[RECORDS TO USE]
= = = =
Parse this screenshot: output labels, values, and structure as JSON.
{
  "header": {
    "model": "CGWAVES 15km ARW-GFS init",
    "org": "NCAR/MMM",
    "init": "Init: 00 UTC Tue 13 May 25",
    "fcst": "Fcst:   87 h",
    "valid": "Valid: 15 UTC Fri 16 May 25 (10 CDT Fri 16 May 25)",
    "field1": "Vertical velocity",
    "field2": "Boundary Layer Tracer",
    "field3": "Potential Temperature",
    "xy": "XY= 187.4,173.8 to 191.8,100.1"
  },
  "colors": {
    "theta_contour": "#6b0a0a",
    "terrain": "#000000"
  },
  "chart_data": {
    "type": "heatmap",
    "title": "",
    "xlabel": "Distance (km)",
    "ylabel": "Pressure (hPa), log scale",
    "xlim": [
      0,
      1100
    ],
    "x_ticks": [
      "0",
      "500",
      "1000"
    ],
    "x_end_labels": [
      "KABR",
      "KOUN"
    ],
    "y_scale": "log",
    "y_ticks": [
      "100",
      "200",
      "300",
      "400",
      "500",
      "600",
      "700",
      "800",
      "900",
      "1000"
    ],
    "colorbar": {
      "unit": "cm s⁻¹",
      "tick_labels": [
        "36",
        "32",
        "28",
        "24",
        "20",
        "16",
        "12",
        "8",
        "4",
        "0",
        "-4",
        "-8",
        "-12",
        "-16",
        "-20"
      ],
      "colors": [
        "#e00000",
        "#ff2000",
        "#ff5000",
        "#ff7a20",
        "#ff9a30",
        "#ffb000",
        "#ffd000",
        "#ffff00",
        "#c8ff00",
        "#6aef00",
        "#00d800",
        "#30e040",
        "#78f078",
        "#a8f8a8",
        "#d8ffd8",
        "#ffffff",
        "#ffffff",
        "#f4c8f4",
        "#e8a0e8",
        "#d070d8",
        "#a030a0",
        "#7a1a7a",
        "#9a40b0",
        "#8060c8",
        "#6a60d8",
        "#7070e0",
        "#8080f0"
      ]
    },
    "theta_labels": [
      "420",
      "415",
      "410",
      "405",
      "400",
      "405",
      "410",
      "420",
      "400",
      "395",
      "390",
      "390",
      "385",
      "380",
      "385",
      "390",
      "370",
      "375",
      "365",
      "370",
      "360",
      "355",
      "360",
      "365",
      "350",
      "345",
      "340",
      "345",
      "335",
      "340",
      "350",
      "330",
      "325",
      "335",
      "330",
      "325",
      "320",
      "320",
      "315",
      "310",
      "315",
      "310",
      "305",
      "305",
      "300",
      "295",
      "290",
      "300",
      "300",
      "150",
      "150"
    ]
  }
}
= = = =
[REQUIRED WORK]
Print the entries exactly. Include every one.

[RESULT OF THE EXERCISE]
Parse this screenshot: output labels, values, and structure as JSON.
{
  "header": {
    "model": "CGWAVES 15km ARW-GFS init",
    "org": "NCAR/MMM",
    "init": "Init: 00 UTC Tue 13 May 25",
    "fcst": "Fcst:   87 h",
    "valid": "Valid: 15 UTC Fri 16 May 25 (10 CDT Fri 16 May 25)",
    "field1": "Vertical velocity",
    "field2": "Boundary Layer Tracer",
    "field3": "Potential Temperature",
    "xy": "XY= 187.4,173.8 to 191.8,100.1"
  },
  "colors": {
    "theta_contour": "#6b0a0a",
    "terrain": "#000000"
  },
  "chart_data": {
    "type": "heatmap",
    "title": "",
    "xlabel": "Distance (km)",
    "ylabel": "Pressure (hPa), log scale",
    "xlim": [
      0,
      1100
    ],
    "x_ticks": [
      "0",
      "500",
      "1000"
    ],
    "x_end_labels": [
      "KABR",
      "KOUN"
    ],
    "y_scale": "log",
    "y_ticks": [
      "100",
      "200",
      "300",
      "400",
      "500",
      "600",
      "700",
      "800",
      "900",
      "1000"
    ],
    "colorbar": {
      "unit": "cm s⁻¹",
      "tick_labels": [
        "36",
        "32",
        "28",
        "24",
        "20",
        "16",
        "12",
        "8",
        "4",
        "0",
        "-4",
        "-8",
        "-12",
        "-16",
        "-20"
      ],
      "colors": [
        "#e00000",
        "#ff2000",
        "#ff5000",
        "#ff7a20",
        "#ff9a30",
        "#ffb000",
        "#ffd000",
        "#ffff00",
        "#c8ff00",
        "#6aef00",
        "#00d800",
        "#30e040",
        "#78f078",
        "#a8f8a8",
        "#d8ffd8",
        "#ffffff",
        "#ffffff",
        "#f4c8f4",
        "#e8a0e8",
        "#d070d8",
        "#a030a0",
        "#7a1a7a",
        "#9a40b0",
        "#8060c8",
        "#6a60d8",
        "#7070e0",
        "#8080f0"
      ]
    },
    "theta_labels": [
      "420",
      "415",
      "410",
      "405",
      "400",
      "405",
      "410",
      "420",
      "400",
      "395",
      "390",
      "390",
      "385",
      "380",
      "385",
      "390",
      "370",
      "375",
      "365",
      "370",
      "360",
      "355",
      "360",
      "365",
      "350",
      "345",
      "340",
      "345",
      "335",
      "340",
      "350",
      "330",
      "325",
      "335",
      "330",
      "325",
      "320",
      "320",
      "315",
      "310",
      "315",
      "310",
      "305",
      "305",
      "300",
      "295",
      "290",
      "300",
      "300",
      "150",
      "150"
    ]
  }
}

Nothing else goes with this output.